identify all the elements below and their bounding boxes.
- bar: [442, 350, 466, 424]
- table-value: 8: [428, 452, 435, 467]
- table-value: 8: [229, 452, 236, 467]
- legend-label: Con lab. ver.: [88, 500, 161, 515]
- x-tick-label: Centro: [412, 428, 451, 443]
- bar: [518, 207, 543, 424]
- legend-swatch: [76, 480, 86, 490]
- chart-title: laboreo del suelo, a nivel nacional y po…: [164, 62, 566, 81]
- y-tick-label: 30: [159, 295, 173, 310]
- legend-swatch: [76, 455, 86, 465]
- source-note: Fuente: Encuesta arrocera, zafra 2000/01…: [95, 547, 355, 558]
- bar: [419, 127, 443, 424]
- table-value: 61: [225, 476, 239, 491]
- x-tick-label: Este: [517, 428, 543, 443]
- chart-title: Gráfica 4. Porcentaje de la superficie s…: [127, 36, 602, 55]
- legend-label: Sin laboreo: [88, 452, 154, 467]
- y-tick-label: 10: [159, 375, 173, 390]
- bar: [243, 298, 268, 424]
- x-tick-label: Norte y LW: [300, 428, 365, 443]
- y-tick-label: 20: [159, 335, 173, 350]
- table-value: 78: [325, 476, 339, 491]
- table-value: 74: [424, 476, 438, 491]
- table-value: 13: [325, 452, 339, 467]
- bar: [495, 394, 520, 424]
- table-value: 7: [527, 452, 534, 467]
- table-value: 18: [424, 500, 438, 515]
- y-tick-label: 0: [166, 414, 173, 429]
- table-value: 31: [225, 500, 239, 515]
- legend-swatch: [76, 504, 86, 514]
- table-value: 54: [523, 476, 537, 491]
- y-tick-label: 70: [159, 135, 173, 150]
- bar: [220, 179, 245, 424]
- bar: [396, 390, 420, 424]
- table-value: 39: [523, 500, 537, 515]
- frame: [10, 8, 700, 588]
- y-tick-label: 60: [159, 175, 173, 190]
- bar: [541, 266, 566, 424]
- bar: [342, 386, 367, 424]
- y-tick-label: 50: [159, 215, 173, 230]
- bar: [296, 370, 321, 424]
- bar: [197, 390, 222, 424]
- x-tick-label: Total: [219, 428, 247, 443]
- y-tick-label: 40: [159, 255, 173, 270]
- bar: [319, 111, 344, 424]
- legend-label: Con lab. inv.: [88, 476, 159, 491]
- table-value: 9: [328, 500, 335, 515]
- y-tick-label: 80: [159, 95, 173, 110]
════
### GOAL:
State only the number of lines in the list above that contain the string "legend".

### RESPONSE FOR THIS EXERCISE:
6